▶ Task prompt:
Restate all the material verbatim, except for the pictures.

___ Stored rows

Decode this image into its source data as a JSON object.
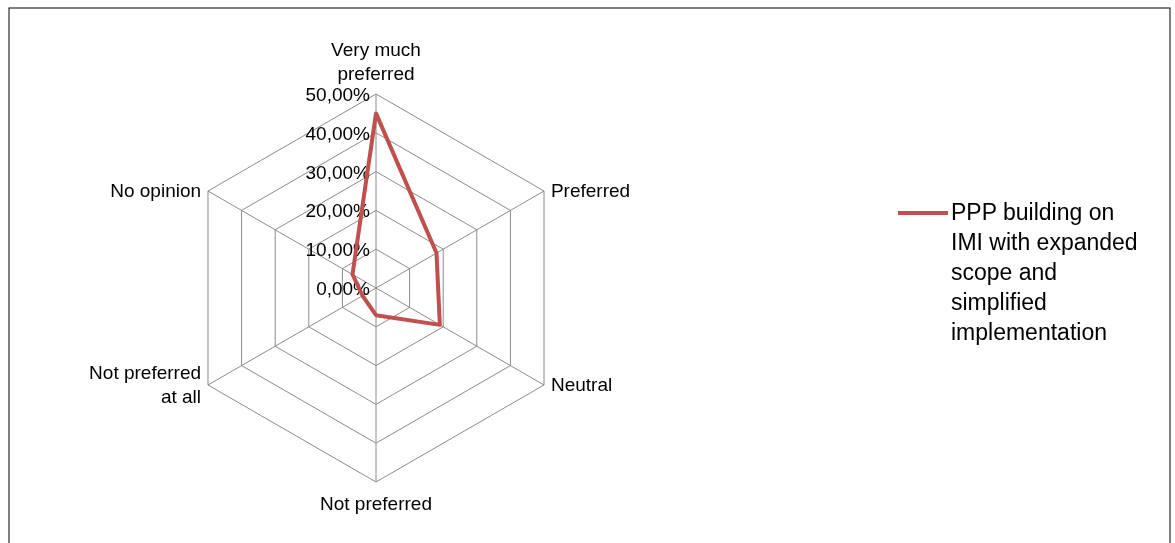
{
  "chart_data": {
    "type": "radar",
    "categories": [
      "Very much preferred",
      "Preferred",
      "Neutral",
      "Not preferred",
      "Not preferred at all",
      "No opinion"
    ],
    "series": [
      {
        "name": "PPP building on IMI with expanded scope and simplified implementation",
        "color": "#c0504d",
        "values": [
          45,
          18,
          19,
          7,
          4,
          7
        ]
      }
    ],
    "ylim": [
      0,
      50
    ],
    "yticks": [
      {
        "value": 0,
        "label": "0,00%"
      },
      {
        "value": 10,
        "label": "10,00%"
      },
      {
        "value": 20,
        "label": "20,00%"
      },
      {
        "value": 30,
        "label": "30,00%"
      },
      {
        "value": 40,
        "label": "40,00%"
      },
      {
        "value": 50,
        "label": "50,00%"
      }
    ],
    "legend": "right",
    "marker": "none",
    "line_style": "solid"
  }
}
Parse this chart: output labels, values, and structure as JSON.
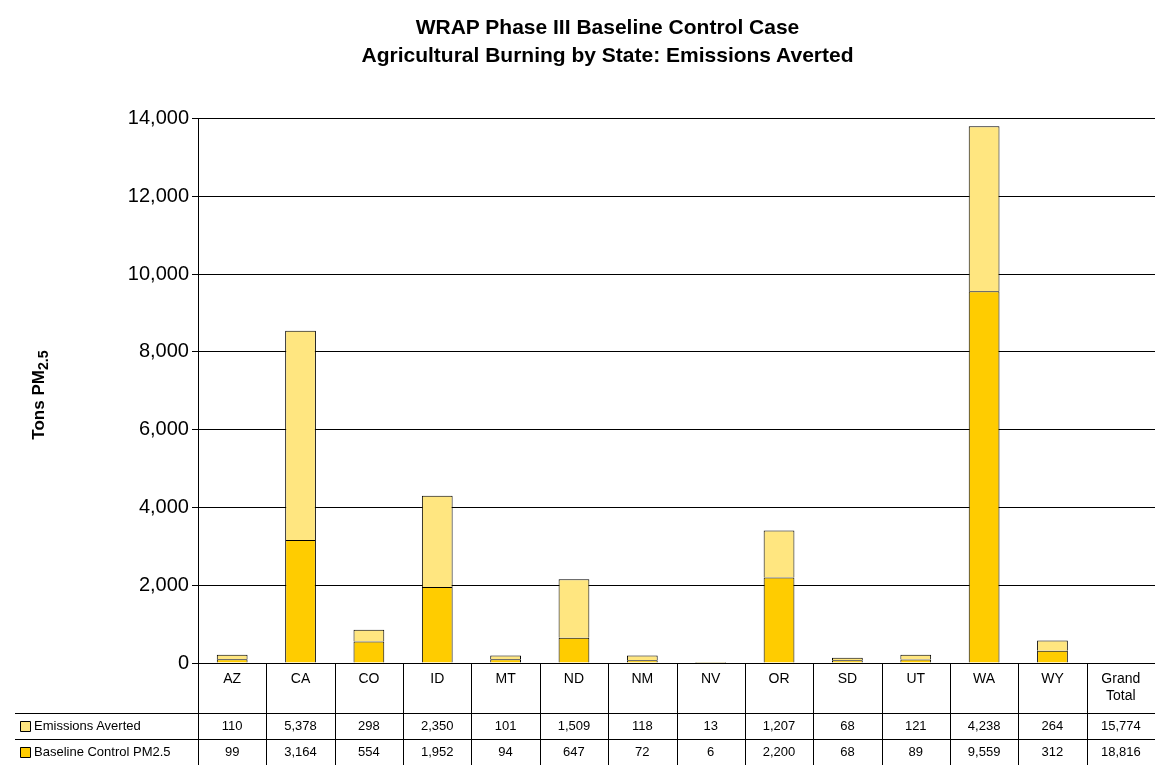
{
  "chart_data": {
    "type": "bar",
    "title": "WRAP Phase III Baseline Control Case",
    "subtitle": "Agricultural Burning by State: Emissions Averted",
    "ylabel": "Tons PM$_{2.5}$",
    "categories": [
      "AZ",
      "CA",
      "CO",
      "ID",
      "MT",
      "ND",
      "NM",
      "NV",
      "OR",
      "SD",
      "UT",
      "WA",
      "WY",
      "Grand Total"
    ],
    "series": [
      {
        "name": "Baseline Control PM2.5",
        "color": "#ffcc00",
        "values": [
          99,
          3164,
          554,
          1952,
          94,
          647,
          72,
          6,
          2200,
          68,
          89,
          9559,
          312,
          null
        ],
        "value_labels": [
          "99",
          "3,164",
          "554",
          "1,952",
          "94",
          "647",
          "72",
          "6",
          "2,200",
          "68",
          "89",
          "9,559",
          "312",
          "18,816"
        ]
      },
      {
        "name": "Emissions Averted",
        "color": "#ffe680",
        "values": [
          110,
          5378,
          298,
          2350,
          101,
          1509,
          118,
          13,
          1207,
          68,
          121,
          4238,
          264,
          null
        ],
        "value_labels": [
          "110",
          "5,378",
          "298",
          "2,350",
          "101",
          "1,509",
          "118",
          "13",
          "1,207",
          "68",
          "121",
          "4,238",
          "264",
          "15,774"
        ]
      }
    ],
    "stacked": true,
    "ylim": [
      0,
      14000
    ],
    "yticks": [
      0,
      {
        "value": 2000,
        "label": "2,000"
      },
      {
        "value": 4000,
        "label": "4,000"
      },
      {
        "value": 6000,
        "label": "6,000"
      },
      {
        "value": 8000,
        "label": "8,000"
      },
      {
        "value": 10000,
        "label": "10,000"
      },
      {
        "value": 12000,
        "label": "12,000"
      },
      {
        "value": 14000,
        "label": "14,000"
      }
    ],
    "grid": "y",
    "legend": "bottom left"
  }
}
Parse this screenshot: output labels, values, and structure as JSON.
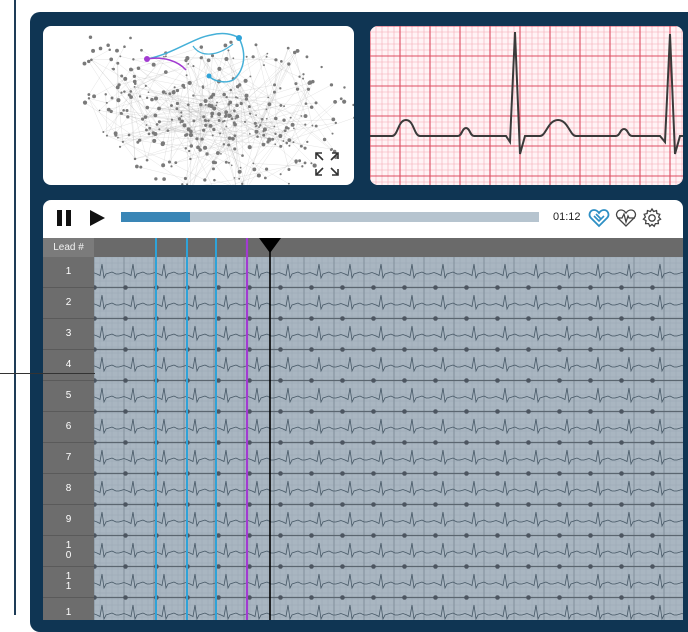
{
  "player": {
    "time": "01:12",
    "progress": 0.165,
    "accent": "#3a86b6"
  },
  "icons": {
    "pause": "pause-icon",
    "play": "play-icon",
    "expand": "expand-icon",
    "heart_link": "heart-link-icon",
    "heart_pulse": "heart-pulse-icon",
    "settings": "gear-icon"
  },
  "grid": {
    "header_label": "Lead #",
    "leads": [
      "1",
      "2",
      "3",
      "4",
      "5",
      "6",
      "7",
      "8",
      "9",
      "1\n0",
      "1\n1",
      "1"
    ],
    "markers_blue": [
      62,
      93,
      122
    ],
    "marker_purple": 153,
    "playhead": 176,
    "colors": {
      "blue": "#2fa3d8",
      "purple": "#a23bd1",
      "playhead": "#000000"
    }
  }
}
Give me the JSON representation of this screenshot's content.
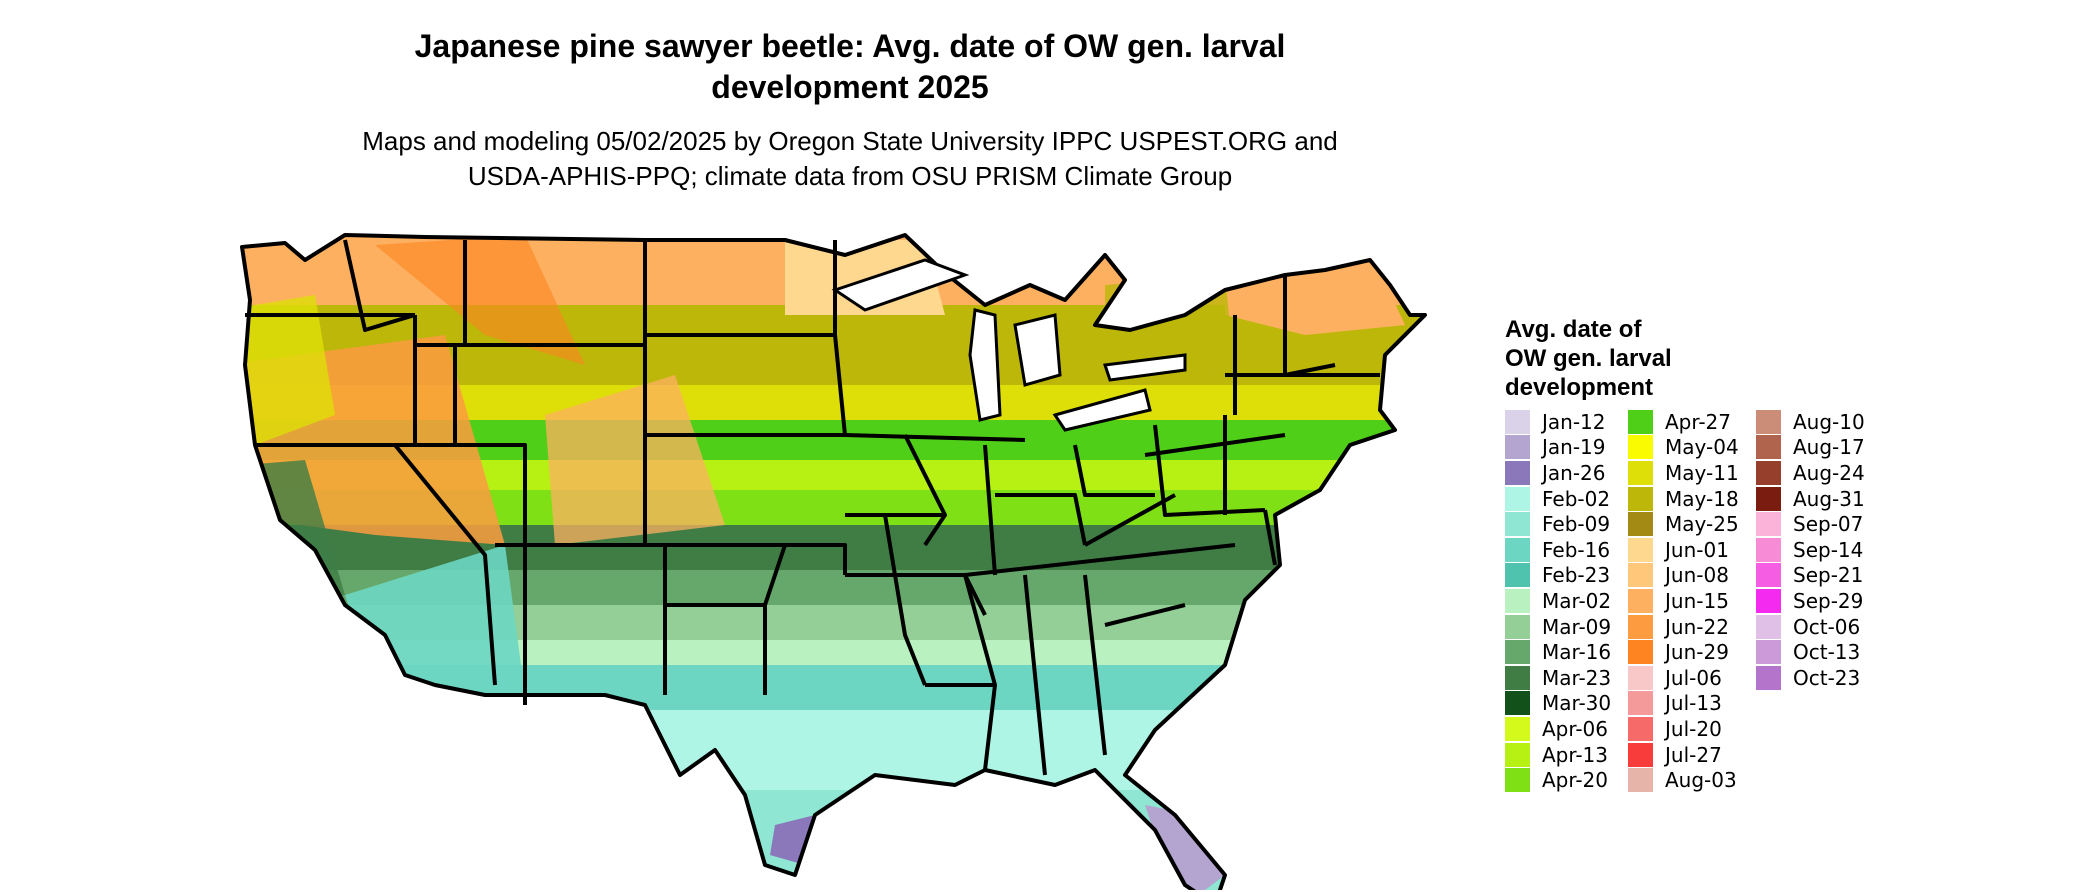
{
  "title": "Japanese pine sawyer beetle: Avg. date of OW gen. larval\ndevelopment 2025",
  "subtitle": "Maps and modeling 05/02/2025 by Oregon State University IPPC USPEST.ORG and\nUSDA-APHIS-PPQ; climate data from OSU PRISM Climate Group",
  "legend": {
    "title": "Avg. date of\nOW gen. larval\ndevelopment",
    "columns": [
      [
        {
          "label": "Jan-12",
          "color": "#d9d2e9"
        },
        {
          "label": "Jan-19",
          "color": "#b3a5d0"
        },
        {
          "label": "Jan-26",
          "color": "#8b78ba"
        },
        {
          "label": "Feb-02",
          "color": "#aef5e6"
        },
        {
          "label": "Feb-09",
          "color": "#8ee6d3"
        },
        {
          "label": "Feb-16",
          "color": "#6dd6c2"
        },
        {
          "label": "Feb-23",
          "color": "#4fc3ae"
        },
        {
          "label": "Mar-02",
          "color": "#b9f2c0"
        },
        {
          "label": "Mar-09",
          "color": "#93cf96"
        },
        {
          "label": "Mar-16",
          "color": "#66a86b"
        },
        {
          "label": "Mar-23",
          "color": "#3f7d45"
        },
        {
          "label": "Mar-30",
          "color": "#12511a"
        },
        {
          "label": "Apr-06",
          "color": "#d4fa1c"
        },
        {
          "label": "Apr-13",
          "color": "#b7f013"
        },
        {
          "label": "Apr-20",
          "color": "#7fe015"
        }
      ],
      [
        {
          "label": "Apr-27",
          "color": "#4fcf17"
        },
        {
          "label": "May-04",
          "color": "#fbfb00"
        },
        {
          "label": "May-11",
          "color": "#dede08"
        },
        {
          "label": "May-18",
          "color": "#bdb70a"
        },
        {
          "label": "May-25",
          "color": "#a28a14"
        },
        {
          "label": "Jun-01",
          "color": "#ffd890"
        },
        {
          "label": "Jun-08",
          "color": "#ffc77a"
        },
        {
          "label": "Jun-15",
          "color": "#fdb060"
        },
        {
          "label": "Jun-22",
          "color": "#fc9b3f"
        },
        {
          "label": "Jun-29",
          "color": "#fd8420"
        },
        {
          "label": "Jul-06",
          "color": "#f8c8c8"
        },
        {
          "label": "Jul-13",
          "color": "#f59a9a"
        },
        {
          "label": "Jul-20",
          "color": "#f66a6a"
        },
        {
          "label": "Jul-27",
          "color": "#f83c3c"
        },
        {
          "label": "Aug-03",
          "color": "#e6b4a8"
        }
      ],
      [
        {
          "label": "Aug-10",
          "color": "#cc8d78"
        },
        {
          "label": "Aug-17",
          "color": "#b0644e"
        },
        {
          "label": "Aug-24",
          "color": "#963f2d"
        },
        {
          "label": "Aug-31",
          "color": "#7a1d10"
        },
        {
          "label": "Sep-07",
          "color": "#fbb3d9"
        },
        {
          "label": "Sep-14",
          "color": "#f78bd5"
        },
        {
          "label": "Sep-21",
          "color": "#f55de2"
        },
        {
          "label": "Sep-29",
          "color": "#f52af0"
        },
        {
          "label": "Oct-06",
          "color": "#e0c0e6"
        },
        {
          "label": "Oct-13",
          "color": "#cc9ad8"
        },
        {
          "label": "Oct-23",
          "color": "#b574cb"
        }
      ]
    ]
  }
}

______

▶ Task output:
Decode this image into its source data as a JSON object.
{
  "chart_data": {
    "type": "radar",
    "categories": [
      "Very much preferred",
      "Preferred",
      "Neutral",
      "Not preferred",
      "Not preferred at all",
      "No opinion"
    ],
    "series": [
      {
        "name": "PPP building on IMI with expanded scope and simplified implementation",
        "color": "#c0504d",
        "values": [
          45,
          18,
          19,
          7,
          4,
          7
        ]
      }
    ],
    "ylim": [
      0,
      50
    ],
    "yticks": [
      {
        "value": 0,
        "label": "0,00%"
      },
      {
        "value": 10,
        "label": "10,00%"
      },
      {
        "value": 20,
        "label": "20,00%"
      },
      {
        "value": 30,
        "label": "30,00%"
      },
      {
        "value": 40,
        "label": "40,00%"
      },
      {
        "value": 50,
        "label": "50,00%"
      }
    ],
    "legend": "right",
    "marker": "none",
    "line_style": "solid"
  }
}
Parse this chart: output labels, values, and structure as JSON.
{
  "chart_data": {
    "type": "bar",
    "title": "WRAP Phase III Baseline Control Case",
    "subtitle": "Agricultural Burning by State: Emissions Averted",
    "ylabel": "Tons PM$_{2.5}$",
    "categories": [
      "AZ",
      "CA",
      "CO",
      "ID",
      "MT",
      "ND",
      "NM",
      "NV",
      "OR",
      "SD",
      "UT",
      "WA",
      "WY",
      "Grand Total"
    ],
    "series": [
      {
        "name": "Baseline Control PM2.5",
        "color": "#ffcc00",
        "values": [
          99,
          3164,
          554,
          1952,
          94,
          647,
          72,
          6,
          2200,
          68,
          89,
          9559,
          312,
          null
        ],
        "value_labels": [
          "99",
          "3,164",
          "554",
          "1,952",
          "94",
          "647",
          "72",
          "6",
          "2,200",
          "68",
          "89",
          "9,559",
          "312",
          "18,816"
        ]
      },
      {
        "name": "Emissions Averted",
        "color": "#ffe680",
        "values": [
          110,
          5378,
          298,
          2350,
          101,
          1509,
          118,
          13,
          1207,
          68,
          121,
          4238,
          264,
          null
        ],
        "value_labels": [
          "110",
          "5,378",
          "298",
          "2,350",
          "101",
          "1,509",
          "118",
          "13",
          "1,207",
          "68",
          "121",
          "4,238",
          "264",
          "15,774"
        ]
      }
    ],
    "stacked": true,
    "ylim": [
      0,
      14000
    ],
    "yticks": [
      0,
      {
        "value": 2000,
        "label": "2,000"
      },
      {
        "value": 4000,
        "label": "4,000"
      },
      {
        "value": 6000,
        "label": "6,000"
      },
      {
        "value": 8000,
        "label": "8,000"
      },
      {
        "value": 10000,
        "label": "10,000"
      },
      {
        "value": 12000,
        "label": "12,000"
      },
      {
        "value": 14000,
        "label": "14,000"
      }
    ],
    "grid": "y",
    "legend": "bottom left"
  }
}
Parse this screenshot: output labels, values, and structure as JSON.
{
  "player": {
    "time": "01:12",
    "progress": 0.165,
    "accent": "#3a86b6"
  },
  "icons": {
    "pause": "pause-icon",
    "play": "play-icon",
    "expand": "expand-icon",
    "heart_link": "heart-link-icon",
    "heart_pulse": "heart-pulse-icon",
    "settings": "gear-icon"
  },
  "grid": {
    "header_label": "Lead #",
    "leads": [
      "1",
      "2",
      "3",
      "4",
      "5",
      "6",
      "7",
      "8",
      "9",
      "1\n0",
      "1\n1",
      "1"
    ],
    "markers_blue": [
      62,
      93,
      122
    ],
    "marker_purple": 153,
    "playhead": 176,
    "colors": {
      "blue": "#2fa3d8",
      "purple": "#a23bd1",
      "playhead": "#000000"
    }
  }
}
Give me the JSON representation of this screenshot's content.
{
  "title": "Japanese pine sawyer beetle: Avg. date of OW gen. larval\ndevelopment 2025",
  "subtitle": "Maps and modeling 05/02/2025 by Oregon State University IPPC USPEST.ORG and\nUSDA-APHIS-PPQ; climate data from OSU PRISM Climate Group",
  "legend": {
    "title": "Avg. date of\nOW gen. larval\ndevelopment",
    "columns": [
      [
        {
          "label": "Jan-12",
          "color": "#d9d2e9"
        },
        {
          "label": "Jan-19",
          "color": "#b3a5d0"
        },
        {
          "label": "Jan-26",
          "color": "#8b78ba"
        },
        {
          "label": "Feb-02",
          "color": "#aef5e6"
        },
        {
          "label": "Feb-09",
          "color": "#8ee6d3"
        },
        {
          "label": "Feb-16",
          "color": "#6dd6c2"
        },
        {
          "label": "Feb-23",
          "color": "#4fc3ae"
        },
        {
          "label": "Mar-02",
          "color": "#b9f2c0"
        },
        {
          "label": "Mar-09",
          "color": "#93cf96"
        },
        {
          "label": "Mar-16",
          "color": "#66a86b"
        },
        {
          "label": "Mar-23",
          "color": "#3f7d45"
        },
        {
          "label": "Mar-30",
          "color": "#12511a"
        },
        {
          "label": "Apr-06",
          "color": "#d4fa1c"
        },
        {
          "label": "Apr-13",
          "color": "#b7f013"
        },
        {
          "label": "Apr-20",
          "color": "#7fe015"
        }
      ],
      [
        {
          "label": "Apr-27",
          "color": "#4fcf17"
        },
        {
          "label": "May-04",
          "color": "#fbfb00"
        },
        {
          "label": "May-11",
          "color": "#dede08"
        },
        {
          "label": "May-18",
          "color": "#bdb70a"
        },
        {
          "label": "May-25",
          "color": "#a28a14"
        },
        {
          "label": "Jun-01",
          "color": "#ffd890"
        },
        {
          "label": "Jun-08",
          "color": "#ffc77a"
        },
        {
          "label": "Jun-15",
          "color": "#fdb060"
        },
        {
          "label": "Jun-22",
          "color": "#fc9b3f"
        },
        {
          "label": "Jun-29",
          "color": "#fd8420"
        },
        {
          "label": "Jul-06",
          "color": "#f8c8c8"
        },
        {
          "label": "Jul-13",
          "color": "#f59a9a"
        },
        {
          "label": "Jul-20",
          "color": "#f66a6a"
        },
        {
          "label": "Jul-27",
          "color": "#f83c3c"
        },
        {
          "label": "Aug-03",
          "color": "#e6b4a8"
        }
      ],
      [
        {
          "label": "Aug-10",
          "color": "#cc8d78"
        },
        {
          "label": "Aug-17",
          "color": "#b0644e"
        },
        {
          "label": "Aug-24",
          "color": "#963f2d"
        },
        {
          "label": "Aug-31",
          "color": "#7a1d10"
        },
        {
          "label": "Sep-07",
          "color": "#fbb3d9"
        },
        {
          "label": "Sep-14",
          "color": "#f78bd5"
        },
        {
          "label": "Sep-21",
          "color": "#f55de2"
        },
        {
          "label": "Sep-29",
          "color": "#f52af0"
        },
        {
          "label": "Oct-06",
          "color": "#e0c0e6"
        },
        {
          "label": "Oct-13",
          "color": "#cc9ad8"
        },
        {
          "label": "Oct-23",
          "color": "#b574cb"
        }
      ]
    ]
  }
}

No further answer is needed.